[Start of Data to process]

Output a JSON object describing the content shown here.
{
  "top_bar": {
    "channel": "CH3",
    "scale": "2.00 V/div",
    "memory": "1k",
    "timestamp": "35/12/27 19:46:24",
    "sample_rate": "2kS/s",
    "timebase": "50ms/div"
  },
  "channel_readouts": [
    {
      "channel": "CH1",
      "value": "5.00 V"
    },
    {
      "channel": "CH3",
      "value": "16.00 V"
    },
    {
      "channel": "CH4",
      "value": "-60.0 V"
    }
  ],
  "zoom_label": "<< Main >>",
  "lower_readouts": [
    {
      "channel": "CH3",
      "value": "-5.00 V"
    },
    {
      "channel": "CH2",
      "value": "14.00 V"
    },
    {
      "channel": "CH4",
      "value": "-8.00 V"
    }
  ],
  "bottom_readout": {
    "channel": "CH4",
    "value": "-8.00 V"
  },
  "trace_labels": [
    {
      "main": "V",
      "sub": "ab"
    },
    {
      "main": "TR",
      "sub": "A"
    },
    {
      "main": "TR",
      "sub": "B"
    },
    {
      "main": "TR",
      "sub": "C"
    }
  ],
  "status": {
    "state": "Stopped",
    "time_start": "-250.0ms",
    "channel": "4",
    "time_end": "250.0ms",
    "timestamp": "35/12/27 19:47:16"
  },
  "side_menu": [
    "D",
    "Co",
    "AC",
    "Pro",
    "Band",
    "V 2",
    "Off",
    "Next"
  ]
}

[End of Data to process]

## Aim of the exercise
Restate each of the entries above verbatim.

## Exercise output
Output a JSON object describing the content shown here.
{
  "top_bar": {
    "channel": "CH3",
    "scale": "2.00 V/div",
    "memory": "1k",
    "timestamp": "35/12/27 19:46:24",
    "sample_rate": "2kS/s",
    "timebase": "50ms/div"
  },
  "channel_readouts": [
    {
      "channel": "CH1",
      "value": "5.00 V"
    },
    {
      "channel": "CH3",
      "value": "16.00 V"
    },
    {
      "channel": "CH4",
      "value": "-60.0 V"
    }
  ],
  "zoom_label": "<< Main >>",
  "lower_readouts": [
    {
      "channel": "CH3",
      "value": "-5.00 V"
    },
    {
      "channel": "CH2",
      "value": "14.00 V"
    },
    {
      "channel": "CH4",
      "value": "-8.00 V"
    }
  ],
  "bottom_readout": {
    "channel": "CH4",
    "value": "-8.00 V"
  },
  "trace_labels": [
    {
      "main": "V",
      "sub": "ab"
    },
    {
      "main": "TR",
      "sub": "A"
    },
    {
      "main": "TR",
      "sub": "B"
    },
    {
      "main": "TR",
      "sub": "C"
    }
  ],
  "status": {
    "state": "Stopped",
    "time_start": "-250.0ms",
    "channel": "4",
    "time_end": "250.0ms",
    "timestamp": "35/12/27 19:47:16"
  },
  "side_menu": [
    "D",
    "Co",
    "AC",
    "Pro",
    "Band",
    "V 2",
    "Off",
    "Next"
  ]
}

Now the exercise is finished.